--- BEGIN Material provided ---

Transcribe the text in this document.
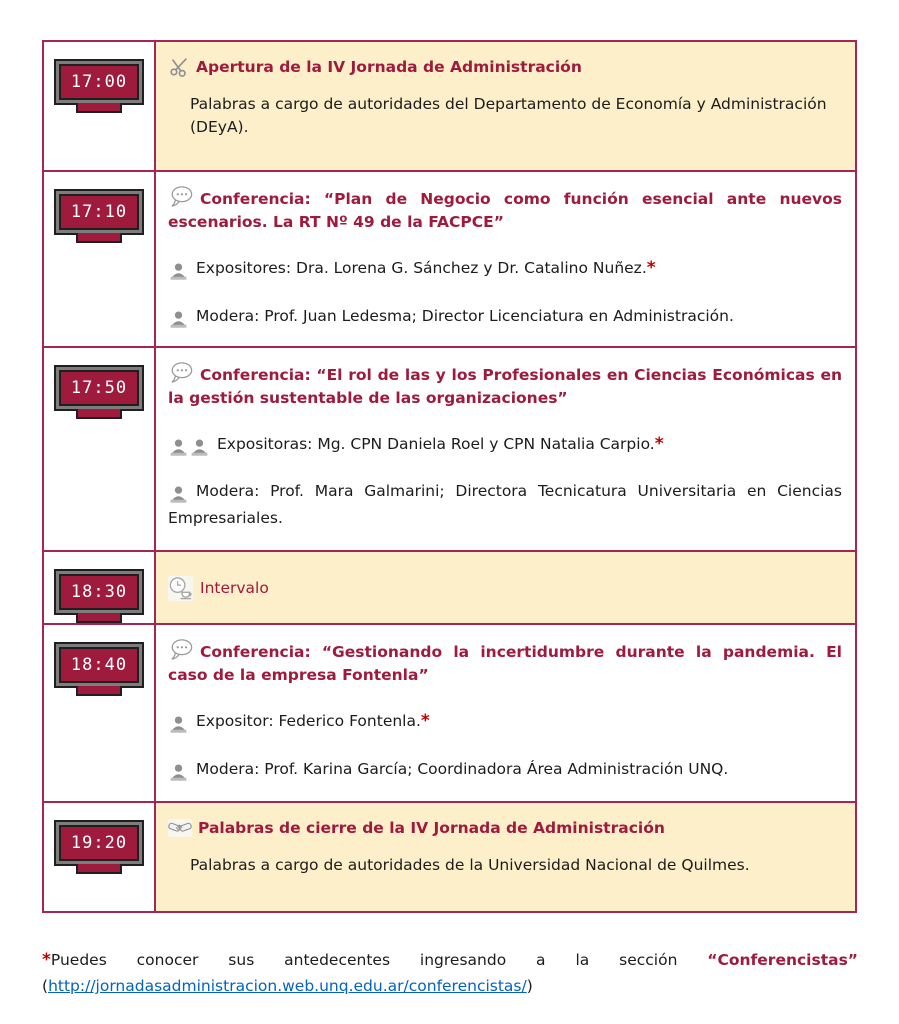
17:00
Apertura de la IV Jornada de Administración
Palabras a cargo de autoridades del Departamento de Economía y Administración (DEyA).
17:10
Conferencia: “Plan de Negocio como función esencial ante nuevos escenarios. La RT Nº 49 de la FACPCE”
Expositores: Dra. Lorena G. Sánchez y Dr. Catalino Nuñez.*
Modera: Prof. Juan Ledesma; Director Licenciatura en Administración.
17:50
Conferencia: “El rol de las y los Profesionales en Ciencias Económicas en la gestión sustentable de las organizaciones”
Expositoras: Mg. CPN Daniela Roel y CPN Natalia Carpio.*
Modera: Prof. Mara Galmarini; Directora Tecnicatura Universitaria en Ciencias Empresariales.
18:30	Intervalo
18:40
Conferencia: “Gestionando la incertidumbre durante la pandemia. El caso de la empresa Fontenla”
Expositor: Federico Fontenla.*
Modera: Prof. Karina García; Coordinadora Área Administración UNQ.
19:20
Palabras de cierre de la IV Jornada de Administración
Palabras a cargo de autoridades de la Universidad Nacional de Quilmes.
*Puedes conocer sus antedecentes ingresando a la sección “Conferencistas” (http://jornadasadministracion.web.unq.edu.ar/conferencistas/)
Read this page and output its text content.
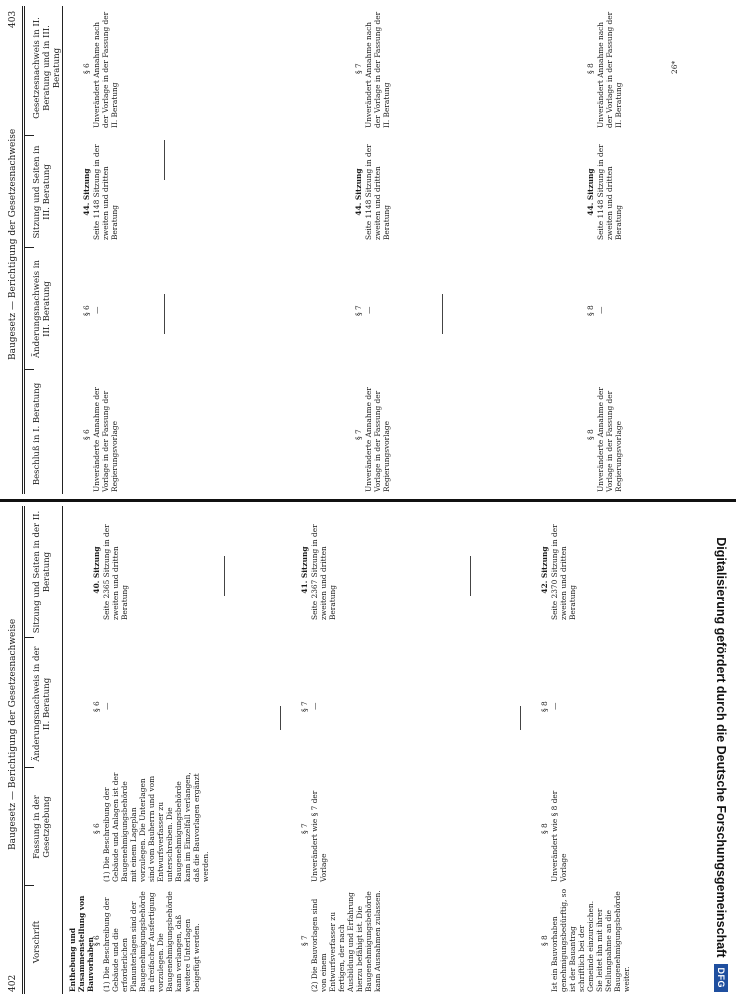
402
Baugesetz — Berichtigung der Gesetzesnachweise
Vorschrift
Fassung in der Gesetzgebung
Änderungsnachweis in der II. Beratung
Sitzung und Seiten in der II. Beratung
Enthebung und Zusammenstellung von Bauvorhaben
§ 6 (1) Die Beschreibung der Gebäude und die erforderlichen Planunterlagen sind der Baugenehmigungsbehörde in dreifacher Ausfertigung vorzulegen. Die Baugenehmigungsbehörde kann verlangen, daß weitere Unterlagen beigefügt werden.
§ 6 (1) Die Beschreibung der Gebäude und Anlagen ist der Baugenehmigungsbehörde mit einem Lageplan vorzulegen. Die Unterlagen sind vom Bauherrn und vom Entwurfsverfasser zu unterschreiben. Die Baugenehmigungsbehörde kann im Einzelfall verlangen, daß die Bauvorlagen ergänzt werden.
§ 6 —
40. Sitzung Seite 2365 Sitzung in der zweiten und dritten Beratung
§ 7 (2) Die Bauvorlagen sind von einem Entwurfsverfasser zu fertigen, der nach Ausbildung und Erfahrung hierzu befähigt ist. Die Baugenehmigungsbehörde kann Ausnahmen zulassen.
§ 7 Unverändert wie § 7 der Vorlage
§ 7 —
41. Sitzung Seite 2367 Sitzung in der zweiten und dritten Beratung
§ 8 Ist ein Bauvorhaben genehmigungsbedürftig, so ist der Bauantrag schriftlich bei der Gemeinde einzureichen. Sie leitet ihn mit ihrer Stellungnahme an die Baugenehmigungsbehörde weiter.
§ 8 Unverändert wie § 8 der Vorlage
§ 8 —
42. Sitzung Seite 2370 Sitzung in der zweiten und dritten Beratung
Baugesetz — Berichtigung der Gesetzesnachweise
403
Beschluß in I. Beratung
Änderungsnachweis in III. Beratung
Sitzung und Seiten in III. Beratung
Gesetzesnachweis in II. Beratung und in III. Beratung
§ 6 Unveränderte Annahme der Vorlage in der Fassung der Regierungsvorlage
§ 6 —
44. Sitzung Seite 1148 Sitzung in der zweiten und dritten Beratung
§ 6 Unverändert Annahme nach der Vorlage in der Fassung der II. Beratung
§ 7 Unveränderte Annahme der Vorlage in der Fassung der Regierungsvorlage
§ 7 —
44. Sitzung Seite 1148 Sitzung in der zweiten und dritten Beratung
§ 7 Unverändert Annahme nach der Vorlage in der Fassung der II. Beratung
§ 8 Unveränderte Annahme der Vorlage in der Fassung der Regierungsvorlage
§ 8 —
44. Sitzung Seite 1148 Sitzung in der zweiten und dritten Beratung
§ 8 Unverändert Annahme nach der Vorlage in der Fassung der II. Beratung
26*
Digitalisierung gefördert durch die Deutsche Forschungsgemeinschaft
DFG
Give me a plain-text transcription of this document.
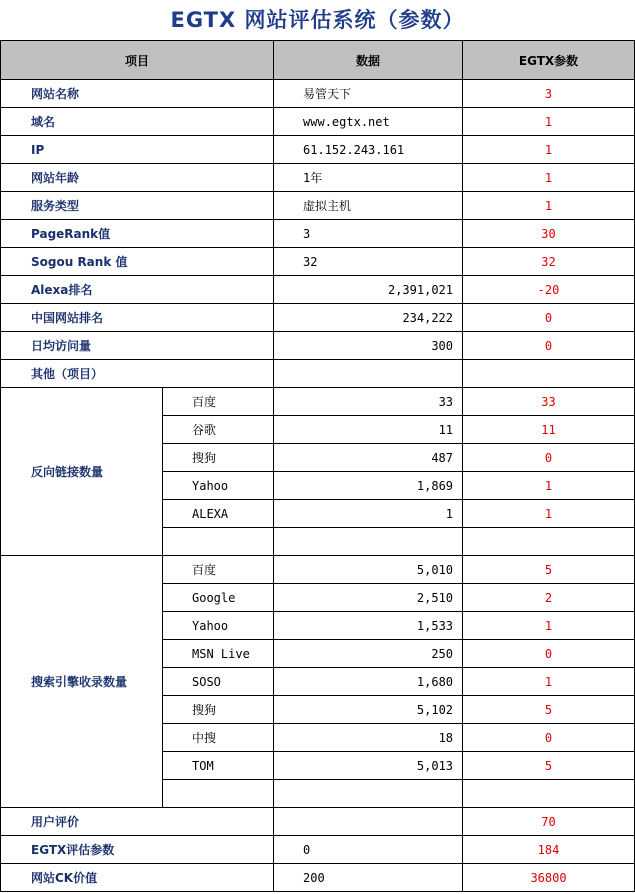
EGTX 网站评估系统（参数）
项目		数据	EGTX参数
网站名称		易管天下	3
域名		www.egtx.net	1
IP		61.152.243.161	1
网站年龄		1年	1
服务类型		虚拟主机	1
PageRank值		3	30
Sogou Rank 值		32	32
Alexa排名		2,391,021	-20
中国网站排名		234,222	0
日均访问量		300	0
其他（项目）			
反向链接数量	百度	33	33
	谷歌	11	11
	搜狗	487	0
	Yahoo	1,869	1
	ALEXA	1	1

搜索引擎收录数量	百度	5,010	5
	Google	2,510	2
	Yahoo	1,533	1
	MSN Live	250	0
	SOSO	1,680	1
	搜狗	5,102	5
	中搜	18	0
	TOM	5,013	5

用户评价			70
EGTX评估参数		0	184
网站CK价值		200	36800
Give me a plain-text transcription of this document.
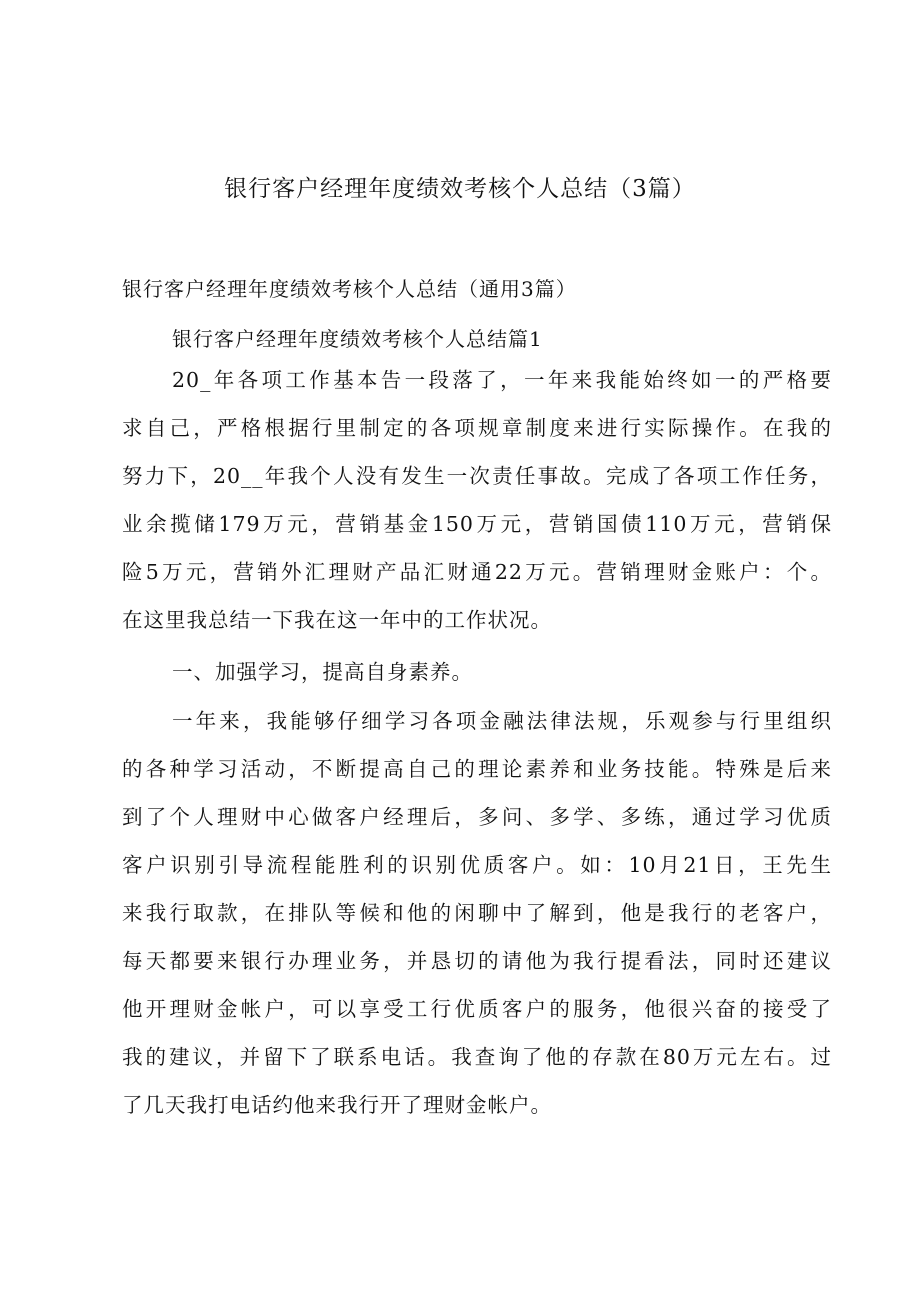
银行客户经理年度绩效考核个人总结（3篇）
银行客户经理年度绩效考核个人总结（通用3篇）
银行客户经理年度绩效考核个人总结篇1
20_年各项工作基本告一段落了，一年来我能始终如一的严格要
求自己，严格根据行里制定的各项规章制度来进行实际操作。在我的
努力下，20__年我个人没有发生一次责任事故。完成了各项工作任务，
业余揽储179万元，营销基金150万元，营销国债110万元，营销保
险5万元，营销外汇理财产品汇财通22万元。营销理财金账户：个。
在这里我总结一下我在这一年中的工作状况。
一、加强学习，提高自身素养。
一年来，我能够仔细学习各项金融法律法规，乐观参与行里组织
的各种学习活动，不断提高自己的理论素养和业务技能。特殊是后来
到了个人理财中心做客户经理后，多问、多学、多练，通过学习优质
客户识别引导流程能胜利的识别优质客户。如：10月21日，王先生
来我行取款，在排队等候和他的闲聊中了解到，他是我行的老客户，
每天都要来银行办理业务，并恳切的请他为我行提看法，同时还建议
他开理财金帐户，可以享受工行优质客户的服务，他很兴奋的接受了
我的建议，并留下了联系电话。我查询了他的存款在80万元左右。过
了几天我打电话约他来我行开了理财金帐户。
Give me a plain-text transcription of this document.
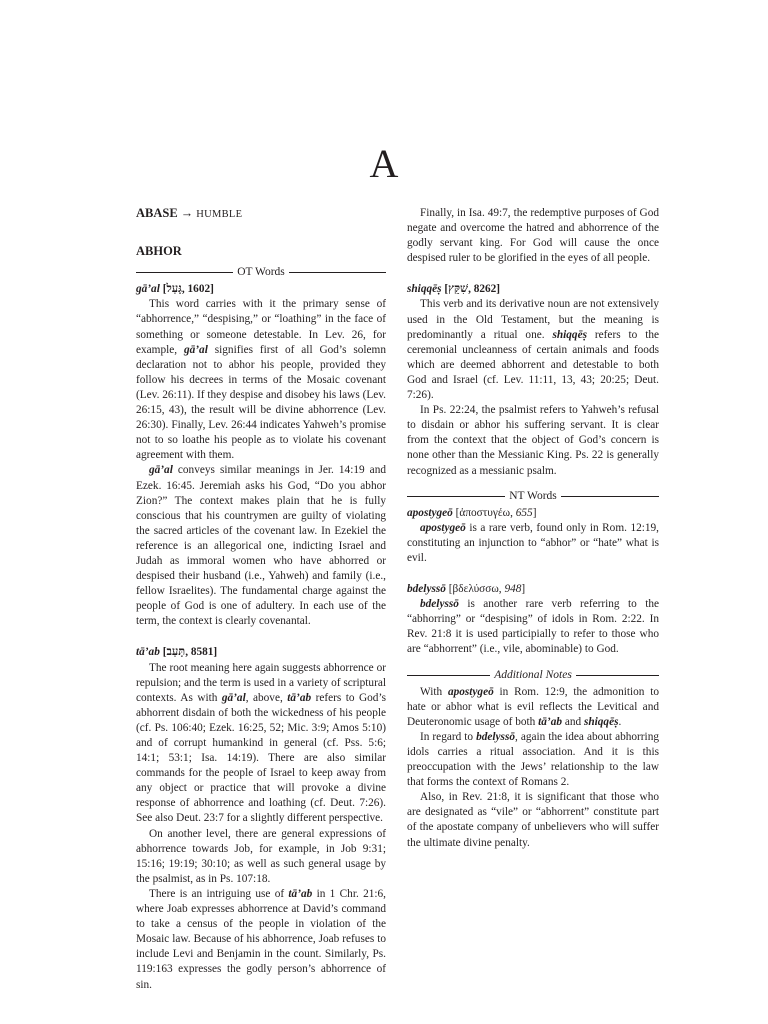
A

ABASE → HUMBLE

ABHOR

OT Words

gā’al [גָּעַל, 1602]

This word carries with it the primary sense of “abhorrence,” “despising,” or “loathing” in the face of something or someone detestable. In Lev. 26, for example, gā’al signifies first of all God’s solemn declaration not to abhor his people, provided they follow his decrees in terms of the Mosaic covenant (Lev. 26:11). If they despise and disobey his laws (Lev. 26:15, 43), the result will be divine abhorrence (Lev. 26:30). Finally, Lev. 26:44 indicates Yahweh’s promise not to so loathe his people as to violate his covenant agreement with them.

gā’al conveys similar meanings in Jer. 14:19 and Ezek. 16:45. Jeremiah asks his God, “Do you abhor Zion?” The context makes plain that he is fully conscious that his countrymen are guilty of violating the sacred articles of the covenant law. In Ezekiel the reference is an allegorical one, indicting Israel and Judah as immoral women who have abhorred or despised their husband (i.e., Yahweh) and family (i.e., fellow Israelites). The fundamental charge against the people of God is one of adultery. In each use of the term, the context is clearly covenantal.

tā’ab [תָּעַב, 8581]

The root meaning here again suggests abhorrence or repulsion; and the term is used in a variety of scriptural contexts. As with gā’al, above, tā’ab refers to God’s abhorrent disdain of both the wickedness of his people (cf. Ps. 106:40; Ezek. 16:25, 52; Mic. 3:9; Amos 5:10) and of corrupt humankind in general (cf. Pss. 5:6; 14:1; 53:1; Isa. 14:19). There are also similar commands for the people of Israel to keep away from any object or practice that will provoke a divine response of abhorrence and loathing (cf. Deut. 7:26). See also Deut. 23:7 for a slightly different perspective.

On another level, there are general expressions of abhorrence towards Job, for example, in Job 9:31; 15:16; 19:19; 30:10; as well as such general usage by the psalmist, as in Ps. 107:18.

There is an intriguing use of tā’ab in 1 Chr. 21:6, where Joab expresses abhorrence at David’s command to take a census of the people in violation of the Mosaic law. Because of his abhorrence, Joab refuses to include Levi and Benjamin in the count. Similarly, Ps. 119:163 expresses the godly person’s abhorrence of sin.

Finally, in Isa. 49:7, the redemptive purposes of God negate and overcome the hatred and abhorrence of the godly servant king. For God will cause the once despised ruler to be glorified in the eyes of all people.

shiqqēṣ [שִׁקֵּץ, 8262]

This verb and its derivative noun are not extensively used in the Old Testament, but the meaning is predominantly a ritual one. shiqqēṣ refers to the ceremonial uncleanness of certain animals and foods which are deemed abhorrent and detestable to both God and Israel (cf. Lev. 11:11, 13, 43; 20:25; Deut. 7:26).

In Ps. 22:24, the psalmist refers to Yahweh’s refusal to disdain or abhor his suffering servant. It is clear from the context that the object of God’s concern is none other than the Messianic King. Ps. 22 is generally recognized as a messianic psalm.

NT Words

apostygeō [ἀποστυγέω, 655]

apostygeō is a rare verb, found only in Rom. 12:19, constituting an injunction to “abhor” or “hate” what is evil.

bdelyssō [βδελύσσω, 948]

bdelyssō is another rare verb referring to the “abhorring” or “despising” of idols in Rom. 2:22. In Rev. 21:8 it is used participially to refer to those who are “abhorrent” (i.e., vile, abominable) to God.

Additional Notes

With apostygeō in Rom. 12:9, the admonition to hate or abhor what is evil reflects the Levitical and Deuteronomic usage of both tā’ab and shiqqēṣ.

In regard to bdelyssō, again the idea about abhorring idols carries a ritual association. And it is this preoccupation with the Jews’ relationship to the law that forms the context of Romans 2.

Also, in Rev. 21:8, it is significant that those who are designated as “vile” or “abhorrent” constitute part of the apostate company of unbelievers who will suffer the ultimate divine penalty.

--- END Material provided ---

Go through the lines above. Select every one that has the string "Palabras".

> **Result of this task**:
Palabras a cargo de autoridades del Departamento de Economía y Administración (DEyA).
Palabras de cierre de la IV Jornada de Administración
Palabras a cargo de autoridades de la Universidad Nacional de Quilmes.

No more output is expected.